--- START ---

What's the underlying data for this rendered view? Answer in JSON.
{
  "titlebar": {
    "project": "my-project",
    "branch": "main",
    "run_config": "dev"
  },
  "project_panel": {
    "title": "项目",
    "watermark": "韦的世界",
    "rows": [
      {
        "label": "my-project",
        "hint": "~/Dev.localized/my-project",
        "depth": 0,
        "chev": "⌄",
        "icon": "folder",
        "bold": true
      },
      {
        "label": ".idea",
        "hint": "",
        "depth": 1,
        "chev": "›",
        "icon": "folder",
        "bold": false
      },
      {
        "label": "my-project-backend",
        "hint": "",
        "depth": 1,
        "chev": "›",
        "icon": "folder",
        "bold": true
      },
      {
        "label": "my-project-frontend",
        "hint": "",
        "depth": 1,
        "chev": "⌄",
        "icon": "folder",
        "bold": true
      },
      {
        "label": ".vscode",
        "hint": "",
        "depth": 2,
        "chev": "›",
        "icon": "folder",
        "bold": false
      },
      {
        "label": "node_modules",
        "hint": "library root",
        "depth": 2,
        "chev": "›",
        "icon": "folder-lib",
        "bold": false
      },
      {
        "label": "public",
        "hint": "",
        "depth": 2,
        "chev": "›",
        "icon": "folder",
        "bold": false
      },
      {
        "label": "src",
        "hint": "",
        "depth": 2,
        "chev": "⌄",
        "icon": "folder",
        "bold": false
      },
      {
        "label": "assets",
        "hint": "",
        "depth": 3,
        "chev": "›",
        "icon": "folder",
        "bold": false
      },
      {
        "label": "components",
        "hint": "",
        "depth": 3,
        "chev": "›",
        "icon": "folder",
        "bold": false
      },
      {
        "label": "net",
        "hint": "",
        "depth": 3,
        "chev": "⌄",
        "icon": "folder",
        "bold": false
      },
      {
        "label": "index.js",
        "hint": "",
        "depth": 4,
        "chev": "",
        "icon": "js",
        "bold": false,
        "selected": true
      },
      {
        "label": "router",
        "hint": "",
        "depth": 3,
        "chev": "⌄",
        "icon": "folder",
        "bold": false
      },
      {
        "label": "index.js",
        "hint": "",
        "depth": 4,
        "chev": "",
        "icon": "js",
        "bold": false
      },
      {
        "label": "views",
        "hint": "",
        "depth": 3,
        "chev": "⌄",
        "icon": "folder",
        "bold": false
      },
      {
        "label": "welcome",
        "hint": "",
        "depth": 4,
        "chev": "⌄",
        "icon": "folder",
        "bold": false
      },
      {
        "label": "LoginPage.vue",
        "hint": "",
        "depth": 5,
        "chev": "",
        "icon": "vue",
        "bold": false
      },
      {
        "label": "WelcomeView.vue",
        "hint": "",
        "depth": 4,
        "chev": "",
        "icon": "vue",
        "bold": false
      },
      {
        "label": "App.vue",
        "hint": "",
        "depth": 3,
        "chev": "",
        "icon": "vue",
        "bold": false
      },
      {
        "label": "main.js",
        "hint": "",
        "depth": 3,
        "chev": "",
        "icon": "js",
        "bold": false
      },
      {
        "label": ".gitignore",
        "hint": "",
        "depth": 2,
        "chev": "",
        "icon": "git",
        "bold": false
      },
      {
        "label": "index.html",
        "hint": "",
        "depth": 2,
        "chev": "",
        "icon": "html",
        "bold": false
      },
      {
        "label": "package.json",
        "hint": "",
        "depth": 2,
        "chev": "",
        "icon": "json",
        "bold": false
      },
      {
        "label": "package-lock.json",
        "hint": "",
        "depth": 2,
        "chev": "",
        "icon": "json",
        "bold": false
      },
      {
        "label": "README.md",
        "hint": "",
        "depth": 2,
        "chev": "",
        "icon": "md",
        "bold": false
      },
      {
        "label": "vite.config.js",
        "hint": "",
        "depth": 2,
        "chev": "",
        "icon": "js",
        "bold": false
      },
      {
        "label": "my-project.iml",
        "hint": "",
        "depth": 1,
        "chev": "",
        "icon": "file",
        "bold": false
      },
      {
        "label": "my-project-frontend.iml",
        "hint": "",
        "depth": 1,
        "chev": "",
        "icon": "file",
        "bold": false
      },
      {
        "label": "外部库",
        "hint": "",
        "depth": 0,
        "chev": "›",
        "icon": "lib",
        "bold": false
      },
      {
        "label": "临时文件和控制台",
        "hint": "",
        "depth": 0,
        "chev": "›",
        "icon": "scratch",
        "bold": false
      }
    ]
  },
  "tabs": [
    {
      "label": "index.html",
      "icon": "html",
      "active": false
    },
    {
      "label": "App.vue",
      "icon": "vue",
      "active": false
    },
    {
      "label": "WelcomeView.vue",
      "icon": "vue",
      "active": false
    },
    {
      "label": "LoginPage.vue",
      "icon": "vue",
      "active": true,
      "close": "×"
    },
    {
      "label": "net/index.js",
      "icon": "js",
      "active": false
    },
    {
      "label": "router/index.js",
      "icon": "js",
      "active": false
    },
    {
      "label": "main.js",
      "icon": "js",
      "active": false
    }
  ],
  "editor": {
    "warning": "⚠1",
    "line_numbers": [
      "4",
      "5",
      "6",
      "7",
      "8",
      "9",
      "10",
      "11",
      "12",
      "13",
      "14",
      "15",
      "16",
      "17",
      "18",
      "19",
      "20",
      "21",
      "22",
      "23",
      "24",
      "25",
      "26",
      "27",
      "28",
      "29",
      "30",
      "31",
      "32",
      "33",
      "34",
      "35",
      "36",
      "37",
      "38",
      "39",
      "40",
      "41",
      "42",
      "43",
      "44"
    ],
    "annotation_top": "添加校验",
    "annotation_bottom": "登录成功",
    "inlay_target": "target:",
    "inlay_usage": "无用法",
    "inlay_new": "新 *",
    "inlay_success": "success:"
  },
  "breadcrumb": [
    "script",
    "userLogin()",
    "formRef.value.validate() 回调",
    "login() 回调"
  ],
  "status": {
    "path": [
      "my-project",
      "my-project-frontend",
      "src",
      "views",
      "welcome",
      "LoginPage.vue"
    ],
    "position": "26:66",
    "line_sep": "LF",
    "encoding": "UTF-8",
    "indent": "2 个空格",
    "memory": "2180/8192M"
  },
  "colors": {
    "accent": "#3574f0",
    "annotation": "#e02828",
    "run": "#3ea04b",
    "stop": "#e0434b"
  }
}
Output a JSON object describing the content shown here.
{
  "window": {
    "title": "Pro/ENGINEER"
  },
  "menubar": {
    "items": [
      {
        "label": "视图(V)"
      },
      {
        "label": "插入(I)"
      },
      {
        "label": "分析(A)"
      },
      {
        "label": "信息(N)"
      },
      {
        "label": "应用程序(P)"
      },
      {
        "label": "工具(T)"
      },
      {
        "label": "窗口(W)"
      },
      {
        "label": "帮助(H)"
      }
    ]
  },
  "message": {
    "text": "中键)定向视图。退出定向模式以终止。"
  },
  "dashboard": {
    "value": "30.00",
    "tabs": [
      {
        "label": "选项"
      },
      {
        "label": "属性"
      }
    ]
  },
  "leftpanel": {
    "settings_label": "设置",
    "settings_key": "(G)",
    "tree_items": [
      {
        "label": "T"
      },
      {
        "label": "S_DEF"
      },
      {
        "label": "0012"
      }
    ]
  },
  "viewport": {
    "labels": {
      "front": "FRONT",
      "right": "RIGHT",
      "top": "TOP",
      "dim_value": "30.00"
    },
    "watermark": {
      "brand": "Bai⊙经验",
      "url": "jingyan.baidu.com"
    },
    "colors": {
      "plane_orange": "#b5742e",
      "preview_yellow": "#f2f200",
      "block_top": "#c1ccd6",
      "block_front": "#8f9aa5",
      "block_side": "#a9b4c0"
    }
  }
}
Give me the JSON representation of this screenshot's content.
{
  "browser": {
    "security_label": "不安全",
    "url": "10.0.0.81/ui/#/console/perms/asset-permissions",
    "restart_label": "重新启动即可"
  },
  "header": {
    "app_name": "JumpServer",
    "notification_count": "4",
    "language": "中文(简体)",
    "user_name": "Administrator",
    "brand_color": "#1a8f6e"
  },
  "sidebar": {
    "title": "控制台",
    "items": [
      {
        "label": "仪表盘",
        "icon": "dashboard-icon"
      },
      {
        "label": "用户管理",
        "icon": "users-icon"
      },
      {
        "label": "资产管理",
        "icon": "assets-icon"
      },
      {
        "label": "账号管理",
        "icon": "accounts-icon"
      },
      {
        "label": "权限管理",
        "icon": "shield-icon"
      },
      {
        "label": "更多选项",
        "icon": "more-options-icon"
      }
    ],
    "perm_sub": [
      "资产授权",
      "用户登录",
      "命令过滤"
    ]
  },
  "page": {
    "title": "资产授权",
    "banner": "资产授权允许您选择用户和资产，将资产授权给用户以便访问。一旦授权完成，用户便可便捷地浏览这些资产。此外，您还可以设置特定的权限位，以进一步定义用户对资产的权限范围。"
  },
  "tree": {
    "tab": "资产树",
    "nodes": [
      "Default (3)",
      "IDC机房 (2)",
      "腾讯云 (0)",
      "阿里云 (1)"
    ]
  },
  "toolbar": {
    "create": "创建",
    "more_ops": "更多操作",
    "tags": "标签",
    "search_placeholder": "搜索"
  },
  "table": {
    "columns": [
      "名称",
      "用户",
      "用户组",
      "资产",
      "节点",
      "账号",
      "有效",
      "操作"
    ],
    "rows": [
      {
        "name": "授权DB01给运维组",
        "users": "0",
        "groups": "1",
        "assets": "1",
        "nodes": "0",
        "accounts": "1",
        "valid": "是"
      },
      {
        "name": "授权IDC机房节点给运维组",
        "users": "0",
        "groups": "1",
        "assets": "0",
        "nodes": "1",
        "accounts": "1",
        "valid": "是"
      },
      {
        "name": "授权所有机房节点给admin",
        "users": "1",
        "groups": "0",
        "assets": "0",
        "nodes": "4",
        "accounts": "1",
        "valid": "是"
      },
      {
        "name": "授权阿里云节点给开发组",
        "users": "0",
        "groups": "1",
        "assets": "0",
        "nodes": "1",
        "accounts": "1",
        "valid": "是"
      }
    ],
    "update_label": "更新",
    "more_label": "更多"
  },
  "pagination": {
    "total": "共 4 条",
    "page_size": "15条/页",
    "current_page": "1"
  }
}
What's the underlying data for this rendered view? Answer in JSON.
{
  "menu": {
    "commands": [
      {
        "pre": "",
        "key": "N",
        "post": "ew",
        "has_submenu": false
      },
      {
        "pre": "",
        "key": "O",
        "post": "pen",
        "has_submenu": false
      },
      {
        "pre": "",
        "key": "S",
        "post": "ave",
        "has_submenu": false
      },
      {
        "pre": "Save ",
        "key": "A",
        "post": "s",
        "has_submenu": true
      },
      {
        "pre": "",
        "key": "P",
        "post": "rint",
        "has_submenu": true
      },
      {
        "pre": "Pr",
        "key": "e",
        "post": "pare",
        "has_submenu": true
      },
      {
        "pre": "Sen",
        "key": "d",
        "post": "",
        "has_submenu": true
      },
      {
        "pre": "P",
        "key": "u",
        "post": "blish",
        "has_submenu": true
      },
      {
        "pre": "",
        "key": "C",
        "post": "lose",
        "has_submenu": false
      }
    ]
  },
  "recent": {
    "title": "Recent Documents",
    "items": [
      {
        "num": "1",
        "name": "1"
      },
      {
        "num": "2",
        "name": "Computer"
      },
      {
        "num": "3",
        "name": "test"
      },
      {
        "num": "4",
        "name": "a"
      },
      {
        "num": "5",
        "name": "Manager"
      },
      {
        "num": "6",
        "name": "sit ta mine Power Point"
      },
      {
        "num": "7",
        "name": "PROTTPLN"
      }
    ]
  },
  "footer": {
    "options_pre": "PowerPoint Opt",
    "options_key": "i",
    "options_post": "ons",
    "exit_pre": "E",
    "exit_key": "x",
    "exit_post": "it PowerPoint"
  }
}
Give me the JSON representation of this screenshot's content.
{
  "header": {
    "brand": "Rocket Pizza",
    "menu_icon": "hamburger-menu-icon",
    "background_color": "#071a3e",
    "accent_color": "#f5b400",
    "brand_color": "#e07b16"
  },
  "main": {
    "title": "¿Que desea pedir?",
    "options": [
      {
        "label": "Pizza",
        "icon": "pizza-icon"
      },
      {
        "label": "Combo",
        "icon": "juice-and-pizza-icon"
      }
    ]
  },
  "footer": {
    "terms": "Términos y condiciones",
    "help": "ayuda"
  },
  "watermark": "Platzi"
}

--- END ---

**WORK TO COMPLETE**
Filter the records for lines holding the string "PowerPoint". Copy each one.

**ANSWER TO THE PROBLEM**
    "options_pre": "PowerPoint Opt",
    "exit_post": "it PowerPoint"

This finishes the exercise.